• To be done:
Copy out all lines carrying the word "Cards".

• Material supplied:
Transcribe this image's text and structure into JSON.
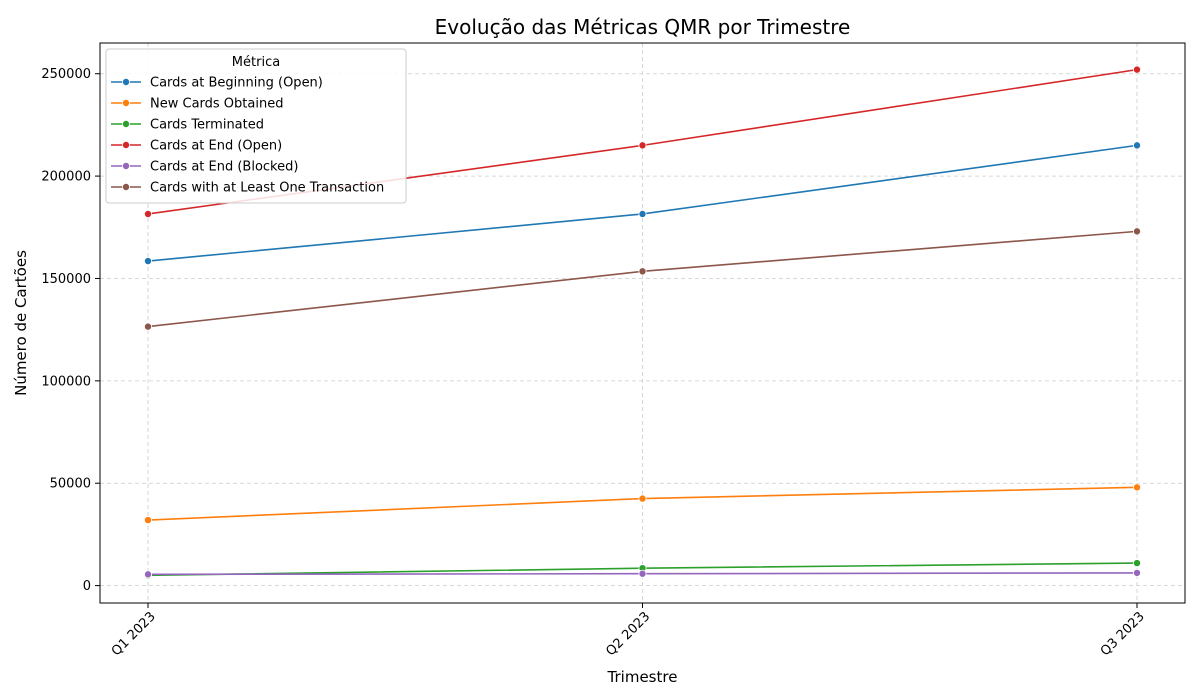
{
  "chart_data": {
    "type": "line",
    "title": "Evolução das Métricas QMR por Trimestre",
    "xlabel": "Trimestre",
    "ylabel": "Número de Cartões",
    "categories": [
      "Q1 2023",
      "Q2 2023",
      "Q3 2023"
    ],
    "ylim": [
      -8500,
      265000
    ],
    "yticks": [
      0,
      50000,
      100000,
      150000,
      200000,
      250000
    ],
    "grid": true,
    "legend": {
      "title": "Métrica",
      "placement": "top-left"
    },
    "series": [
      {
        "name": "Cards at Beginning (Open)",
        "color": "#1f77b4",
        "values": [
          158500,
          181500,
          215000
        ]
      },
      {
        "name": "New Cards Obtained",
        "color": "#ff7f0e",
        "values": [
          32000,
          42500,
          48000
        ]
      },
      {
        "name": "Cards Terminated",
        "color": "#2ca02c",
        "values": [
          5000,
          8500,
          11000
        ]
      },
      {
        "name": "Cards at End (Open)",
        "color": "#d62728",
        "values": [
          181500,
          215000,
          252000
        ]
      },
      {
        "name": "Cards at End (Blocked)",
        "color": "#9467bd",
        "values": [
          5500,
          5800,
          6200
        ]
      },
      {
        "name": "Cards with at Least One Transaction",
        "color": "#8c564b",
        "values": [
          126500,
          153500,
          173000
        ]
      }
    ]
  }
}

• Task response:
        "name": "Cards at Beginning (Open)",
        "name": "New Cards Obtained",
        "name": "Cards Terminated",
        "name": "Cards at End (Open)",
        "name": "Cards at End (Blocked)",
        "name": "Cards with at Least One Transaction",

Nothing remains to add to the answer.